**Exercise directions**
Print every entry, word for word, and skip the images.

**Exercise material**
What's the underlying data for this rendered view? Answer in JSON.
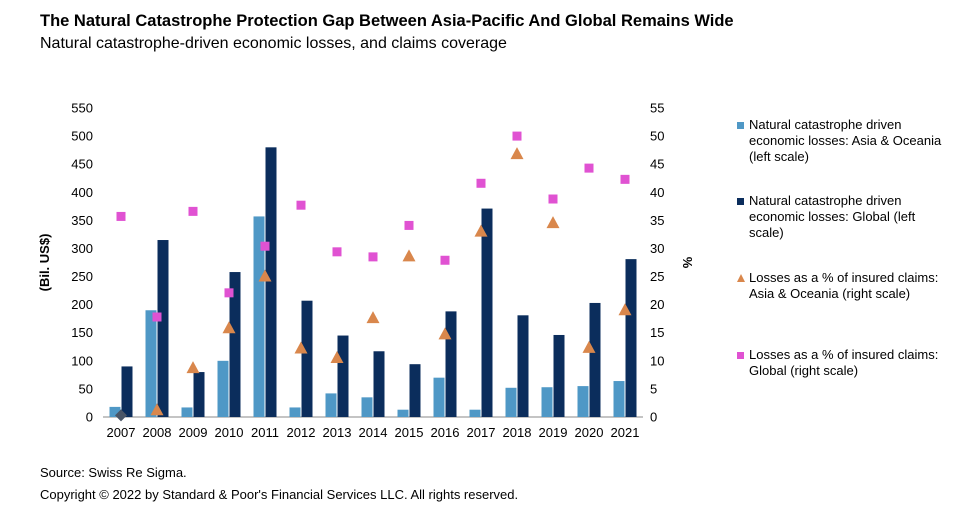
{
  "title": "The Natural Catastrophe Protection Gap Between Asia-Pacific And Global Remains Wide",
  "subtitle": "Natural catastrophe-driven economic losses, and claims coverage",
  "source": "Source: Swiss Re Sigma.",
  "copyright": "Copyright © 2022 by Standard & Poor's Financial Services LLC. All rights reserved.",
  "colors": {
    "asia_bar": "#4f98c6",
    "global_bar": "#0b2d5c",
    "asia_pct": "#d9874c",
    "global_pct": "#e052d2"
  },
  "legend": [
    {
      "label": "Natural catastrophe driven economic losses: Asia & Oceania (left scale)",
      "marker": "square",
      "color": "#4f98c6"
    },
    {
      "label": "Natural catastrophe driven economic losses: Global (left scale)",
      "marker": "square",
      "color": "#0b2d5c"
    },
    {
      "label": "Losses as a % of insured claims: Asia & Oceania (right scale)",
      "marker": "triangle",
      "color": "#d9874c"
    },
    {
      "label": "Losses as a % of insured claims: Global (right scale)",
      "marker": "square",
      "color": "#e052d2"
    }
  ],
  "chart_data": {
    "type": "bar",
    "ylabel": "(Bil. US$)",
    "y2label": "%",
    "ylim": [
      0,
      550
    ],
    "y2lim": [
      0,
      55
    ],
    "yticks": [
      0,
      50,
      100,
      150,
      200,
      250,
      300,
      350,
      400,
      450,
      500,
      550
    ],
    "y2ticks": [
      0,
      5,
      10,
      15,
      20,
      25,
      30,
      35,
      40,
      45,
      50,
      55
    ],
    "categories": [
      "2007",
      "2008",
      "2009",
      "2010",
      "2011",
      "2012",
      "2013",
      "2014",
      "2015",
      "2016",
      "2017",
      "2018",
      "2019",
      "2020",
      "2021"
    ],
    "grid": false,
    "legend_position": "right",
    "series": [
      {
        "name": "Natural catastrophe driven economic losses: Asia & Oceania (left scale)",
        "kind": "bar",
        "axis": "left",
        "values": [
          18,
          190,
          17,
          100,
          357,
          17,
          42,
          35,
          13,
          70,
          13,
          52,
          53,
          55,
          64
        ]
      },
      {
        "name": "Natural catastrophe driven economic losses: Global (left scale)",
        "kind": "bar",
        "axis": "left",
        "values": [
          90,
          315,
          80,
          258,
          480,
          207,
          145,
          117,
          94,
          188,
          371,
          181,
          146,
          203,
          281
        ]
      },
      {
        "name": "Losses as a % of insured claims: Asia & Oceania (right scale)",
        "kind": "scatter",
        "marker": "triangle",
        "axis": "right",
        "values": [
          0.3,
          1.2,
          8.7,
          15.8,
          25.0,
          12.2,
          10.5,
          17.6,
          28.6,
          14.7,
          33.0,
          46.8,
          34.5,
          12.3,
          19.0
        ]
      },
      {
        "name": "Losses as a % of insured claims: Global (right scale)",
        "kind": "scatter",
        "marker": "square",
        "axis": "right",
        "values": [
          35.7,
          17.8,
          36.6,
          22.1,
          30.4,
          37.7,
          29.4,
          28.5,
          34.1,
          27.9,
          41.6,
          50.0,
          38.8,
          44.3,
          42.3
        ]
      }
    ]
  }
}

**Result**
What's the underlying data for this rendered view? Answer in JSON.
{
  "title": "The Natural Catastrophe Protection Gap Between Asia-Pacific And Global Remains Wide",
  "subtitle": "Natural catastrophe-driven economic losses, and claims coverage",
  "source": "Source: Swiss Re Sigma.",
  "copyright": "Copyright © 2022 by Standard & Poor's Financial Services LLC. All rights reserved.",
  "colors": {
    "asia_bar": "#4f98c6",
    "global_bar": "#0b2d5c",
    "asia_pct": "#d9874c",
    "global_pct": "#e052d2"
  },
  "legend": [
    {
      "label": "Natural catastrophe driven economic losses: Asia & Oceania (left scale)",
      "marker": "square",
      "color": "#4f98c6"
    },
    {
      "label": "Natural catastrophe driven economic losses: Global (left scale)",
      "marker": "square",
      "color": "#0b2d5c"
    },
    {
      "label": "Losses as a % of insured claims: Asia & Oceania (right scale)",
      "marker": "triangle",
      "color": "#d9874c"
    },
    {
      "label": "Losses as a % of insured claims: Global (right scale)",
      "marker": "square",
      "color": "#e052d2"
    }
  ],
  "chart_data": {
    "type": "bar",
    "ylabel": "(Bil. US$)",
    "y2label": "%",
    "ylim": [
      0,
      550
    ],
    "y2lim": [
      0,
      55
    ],
    "yticks": [
      0,
      50,
      100,
      150,
      200,
      250,
      300,
      350,
      400,
      450,
      500,
      550
    ],
    "y2ticks": [
      0,
      5,
      10,
      15,
      20,
      25,
      30,
      35,
      40,
      45,
      50,
      55
    ],
    "categories": [
      "2007",
      "2008",
      "2009",
      "2010",
      "2011",
      "2012",
      "2013",
      "2014",
      "2015",
      "2016",
      "2017",
      "2018",
      "2019",
      "2020",
      "2021"
    ],
    "grid": false,
    "legend_position": "right",
    "series": [
      {
        "name": "Natural catastrophe driven economic losses: Asia & Oceania (left scale)",
        "kind": "bar",
        "axis": "left",
        "values": [
          18,
          190,
          17,
          100,
          357,
          17,
          42,
          35,
          13,
          70,
          13,
          52,
          53,
          55,
          64
        ]
      },
      {
        "name": "Natural catastrophe driven economic losses: Global (left scale)",
        "kind": "bar",
        "axis": "left",
        "values": [
          90,
          315,
          80,
          258,
          480,
          207,
          145,
          117,
          94,
          188,
          371,
          181,
          146,
          203,
          281
        ]
      },
      {
        "name": "Losses as a % of insured claims: Asia & Oceania (right scale)",
        "kind": "scatter",
        "marker": "triangle",
        "axis": "right",
        "values": [
          0.3,
          1.2,
          8.7,
          15.8,
          25.0,
          12.2,
          10.5,
          17.6,
          28.6,
          14.7,
          33.0,
          46.8,
          34.5,
          12.3,
          19.0
        ]
      },
      {
        "name": "Losses as a % of insured claims: Global (right scale)",
        "kind": "scatter",
        "marker": "square",
        "axis": "right",
        "values": [
          35.7,
          17.8,
          36.6,
          22.1,
          30.4,
          37.7,
          29.4,
          28.5,
          34.1,
          27.9,
          41.6,
          50.0,
          38.8,
          44.3,
          42.3
        ]
      }
    ]
  }
}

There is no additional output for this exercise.